Kulashekhara then attacks Kantara in the night while Berme and his friends are out. He kills multiple people, including Baidi right as Berme arrives. Suddenly, Berme is possessed by Guliga Daiva, who then single-handedly finishes rest of the army and kills Kulashekhara. Both parties suffer equal losses. Kanakavathi arrives and asks for a truce and permission to install the idols of Daivas in the palace's temple. The villagers agree after seeking the permission of the Daivas. But soon, animals start to mysteriously die, and that is when Berme realises that Kanakavathi is the real enemy. The kingdom was involved with the Kadapa tribe and installed the idols at their temple so that the people of Kadapa could feast on the Daivas' powers and become stronger.

[Saved entries]
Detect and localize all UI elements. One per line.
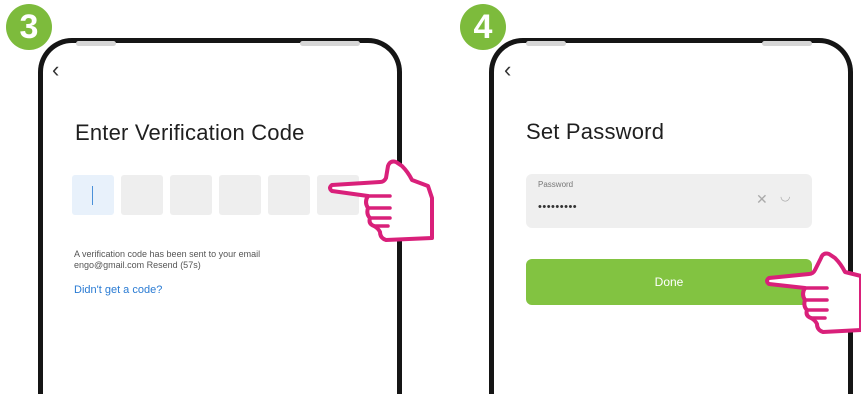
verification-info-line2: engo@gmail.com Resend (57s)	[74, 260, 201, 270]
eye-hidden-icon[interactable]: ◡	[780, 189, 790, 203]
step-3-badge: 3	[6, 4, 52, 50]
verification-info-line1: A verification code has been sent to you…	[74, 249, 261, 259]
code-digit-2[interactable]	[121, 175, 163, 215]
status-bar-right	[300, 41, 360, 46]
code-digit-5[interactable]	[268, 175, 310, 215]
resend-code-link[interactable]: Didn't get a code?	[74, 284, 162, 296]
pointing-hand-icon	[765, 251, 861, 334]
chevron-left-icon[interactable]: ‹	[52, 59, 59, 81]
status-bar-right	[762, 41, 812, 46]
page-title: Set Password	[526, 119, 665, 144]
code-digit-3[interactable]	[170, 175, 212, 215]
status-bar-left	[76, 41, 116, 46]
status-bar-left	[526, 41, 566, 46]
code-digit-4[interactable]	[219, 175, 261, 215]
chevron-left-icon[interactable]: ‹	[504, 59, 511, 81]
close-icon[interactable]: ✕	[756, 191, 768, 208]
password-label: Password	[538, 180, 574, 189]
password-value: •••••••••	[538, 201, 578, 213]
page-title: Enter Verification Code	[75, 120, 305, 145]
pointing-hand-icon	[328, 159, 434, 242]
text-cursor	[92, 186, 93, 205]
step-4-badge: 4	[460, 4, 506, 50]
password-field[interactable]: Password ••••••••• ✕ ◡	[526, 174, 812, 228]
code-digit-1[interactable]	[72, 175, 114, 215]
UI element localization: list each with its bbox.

PROBLEMS TO SOLVE.
- A) Does each statement agree with the plot summary? Answer yes or no for each, quoting the words that decide it.
(i) Kulashekhara attacks Kantara during the day.
(ii) Berme is possessed by Guliga Daiva.
(iii) The villagers refuse Kanakavathi's request.
- B) Using the plot summary, answer these:
(i) Whom does Kulashekhara kill right as Berme arrives?
(ii) What does Kanakavathi ask permission to install in the palace's temple?
(iii) Which tribe was the kingdom involved with?
- C) Repeat the part of the plot summary that begins at "Kulashekhara then attacks" and stops after "and become stronger.".

RESULTS FOR EACH TASK.
- A)
(i) No: "Kulashekhara then attacks Kantara in the night"
(ii) Yes: "Berme is possessed by Guliga Daiva"
(iii) No: "The villagers agree after seeking the permission of the Daivas."

- B)
(i) Baidi
(ii) The idols of Daivas
(iii) The Kadapa tribe

- C)
Kulashekhara then attacks Kantara in the night while Berme and his friends are out. He kills multiple people, including Baidi right as Berme arrives. Suddenly, Berme is possessed by Guliga Daiva, who then single-handedly finishes rest of the army and kills Kulashekhara. Both parties suffer equal losses. Kanakavathi arrives and asks for a truce and permission to install the idols of Daivas in the palace's temple. The villagers agree after seeking the permission of the Daivas. But soon, animals start to mysteriously die, and that is when Berme realises that Kanakavathi is the real enemy. The kingdom was involved with the Kadapa tribe and installed the idols at their temple so that the people of Kadapa could feast on the Daivas' powers and become stronger.